## Direction a
In the passage on enlightenment, condense the paragraph beginning "Indeed, enlightenment is no walk in the park" into a shorter version that keeps its main points.

— START Selected extract —

The first thing to remember, here at the outset, is that enlightenment is not a destination but a direction. It is not a truth but a process. It is both imaginary and real. It is not an either-or, but a both-and. It is only achievable when it is understood that it is an unachievable thing. Once we can let go of the need to achieve it, then we free ourselves to allow the process to unfold, and we become the achieving. It is the constantly expanding horizon of human flourishing. But it can hurt like hell.

 

Indeed, enlightenment is no walk in the park. The first teacher met on the path toward enlightenment tends to be Pain itself. Enlightenment is both a reckoning and a wrecking, both expansion and annihilation. The following four steps are just the tip of a much deeper iceberg of trials and tribulations, fraught with menacing thresholds and sinister Rubicons. Thin-skinned, faint-hearted, status-quo-junkies addicted to comfort, need not apply. And if you decide to apply, leave your invulnerability behind. It’s an illusion anyway.

 

Here then are four of the scariest, but secretly wonderful, steps one can take on the path toward enlightenment.

 

1.) Vulnerability and Self-Honesty:

“There’s a whole category of people who miss out by not allowing themselves to be weird enough.” ~Alain de Botton

 

Vulnerability is downright scary. But in order to gain the ability to learn from our mistakes, to have fun with our inherent hypocrisy, and to have a good sense of humor regarding our fallibility as an imperfect species, we must first have the capacity to be vulnerable, which requires brutal self-honesty and ruthless self-interrogation.

— END Selected extract —

## Direction b
Quote verbatim everything in the rows from the beginning down to the line containing "value-label: 3.7 <box>459 259 474 271</box>", including that line.

— START Records to use —

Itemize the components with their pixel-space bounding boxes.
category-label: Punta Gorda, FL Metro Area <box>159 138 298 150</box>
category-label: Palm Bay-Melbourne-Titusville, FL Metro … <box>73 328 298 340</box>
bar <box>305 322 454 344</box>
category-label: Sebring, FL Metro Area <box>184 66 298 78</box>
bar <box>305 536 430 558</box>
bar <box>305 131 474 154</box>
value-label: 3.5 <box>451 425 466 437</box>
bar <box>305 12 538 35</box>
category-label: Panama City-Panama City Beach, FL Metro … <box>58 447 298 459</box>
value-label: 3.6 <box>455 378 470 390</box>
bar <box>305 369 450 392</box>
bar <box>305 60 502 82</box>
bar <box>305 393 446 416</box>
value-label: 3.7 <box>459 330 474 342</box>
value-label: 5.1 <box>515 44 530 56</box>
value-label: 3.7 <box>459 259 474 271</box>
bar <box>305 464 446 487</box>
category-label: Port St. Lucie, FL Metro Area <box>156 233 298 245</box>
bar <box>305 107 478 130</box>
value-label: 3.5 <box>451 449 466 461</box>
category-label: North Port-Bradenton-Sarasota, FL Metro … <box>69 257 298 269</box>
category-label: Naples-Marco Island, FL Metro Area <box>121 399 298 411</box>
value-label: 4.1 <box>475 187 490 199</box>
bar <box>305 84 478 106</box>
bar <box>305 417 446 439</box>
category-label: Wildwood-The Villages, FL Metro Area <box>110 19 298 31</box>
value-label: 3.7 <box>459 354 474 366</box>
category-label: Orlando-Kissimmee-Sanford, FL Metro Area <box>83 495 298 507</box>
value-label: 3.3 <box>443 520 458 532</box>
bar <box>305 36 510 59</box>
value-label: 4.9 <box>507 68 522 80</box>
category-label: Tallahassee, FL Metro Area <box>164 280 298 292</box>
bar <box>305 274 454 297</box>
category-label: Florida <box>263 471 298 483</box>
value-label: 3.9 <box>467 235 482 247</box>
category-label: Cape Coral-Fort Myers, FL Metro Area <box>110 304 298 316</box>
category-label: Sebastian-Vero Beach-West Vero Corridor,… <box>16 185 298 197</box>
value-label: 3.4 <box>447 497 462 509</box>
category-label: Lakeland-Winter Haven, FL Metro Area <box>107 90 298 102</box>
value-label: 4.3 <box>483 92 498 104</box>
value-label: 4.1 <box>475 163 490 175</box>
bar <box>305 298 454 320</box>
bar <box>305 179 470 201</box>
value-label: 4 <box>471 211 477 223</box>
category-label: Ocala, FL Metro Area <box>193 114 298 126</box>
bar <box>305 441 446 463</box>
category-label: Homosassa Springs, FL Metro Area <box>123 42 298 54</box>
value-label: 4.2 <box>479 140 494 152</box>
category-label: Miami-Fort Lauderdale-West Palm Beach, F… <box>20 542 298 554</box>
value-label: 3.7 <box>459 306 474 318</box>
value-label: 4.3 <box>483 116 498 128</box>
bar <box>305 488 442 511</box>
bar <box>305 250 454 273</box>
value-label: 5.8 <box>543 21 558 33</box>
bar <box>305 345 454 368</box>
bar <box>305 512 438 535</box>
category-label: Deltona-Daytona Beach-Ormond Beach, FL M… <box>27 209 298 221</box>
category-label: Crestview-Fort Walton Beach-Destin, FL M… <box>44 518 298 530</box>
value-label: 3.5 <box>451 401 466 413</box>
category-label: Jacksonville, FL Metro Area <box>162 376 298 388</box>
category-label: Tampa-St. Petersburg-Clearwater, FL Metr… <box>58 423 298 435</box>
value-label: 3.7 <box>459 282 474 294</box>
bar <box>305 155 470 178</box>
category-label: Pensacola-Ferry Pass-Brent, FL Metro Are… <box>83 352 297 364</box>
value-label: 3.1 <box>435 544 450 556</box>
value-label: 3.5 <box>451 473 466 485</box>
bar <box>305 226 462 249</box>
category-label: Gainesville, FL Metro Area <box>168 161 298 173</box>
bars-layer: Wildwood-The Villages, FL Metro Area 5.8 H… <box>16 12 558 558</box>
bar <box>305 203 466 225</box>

— END Records to use —

## Written solution a
Enlightenment is hard, and Pain is usually the first teacher on the path. The process is a reckoning and a wrecking, an expansion and an annihilation. The four steps that follow are only the tip of an iceberg of trials, with menacing thresholds and sinister Rubicons. The thin-skinned, the faint-hearted and those addicted to comfort need not apply, and anyone who does apply should leave behind their invulnerability, which is an illusion in any case.

## Written solution b
Itemize the components with their pixel-space bounding boxes.
category-label: Punta Gorda, FL Metro Area <box>159 138 298 150</box>
category-label: Palm Bay-Melbourne-Titusville, FL Metro … <box>73 328 298 340</box>
bar <box>305 322 454 344</box>
category-label: Sebring, FL Metro Area <box>184 66 298 78</box>
bar <box>305 536 430 558</box>
bar <box>305 131 474 154</box>
value-label: 3.5 <box>451 425 466 437</box>
bar <box>305 12 538 35</box>
category-label: Panama City-Panama City Beach, FL Metro … <box>58 447 298 459</box>
value-label: 3.6 <box>455 378 470 390</box>
bar <box>305 369 450 392</box>
bar <box>305 60 502 82</box>
bar <box>305 393 446 416</box>
value-label: 3.7 <box>459 330 474 342</box>
value-label: 5.1 <box>515 44 530 56</box>
value-label: 3.7 <box>459 259 474 271</box>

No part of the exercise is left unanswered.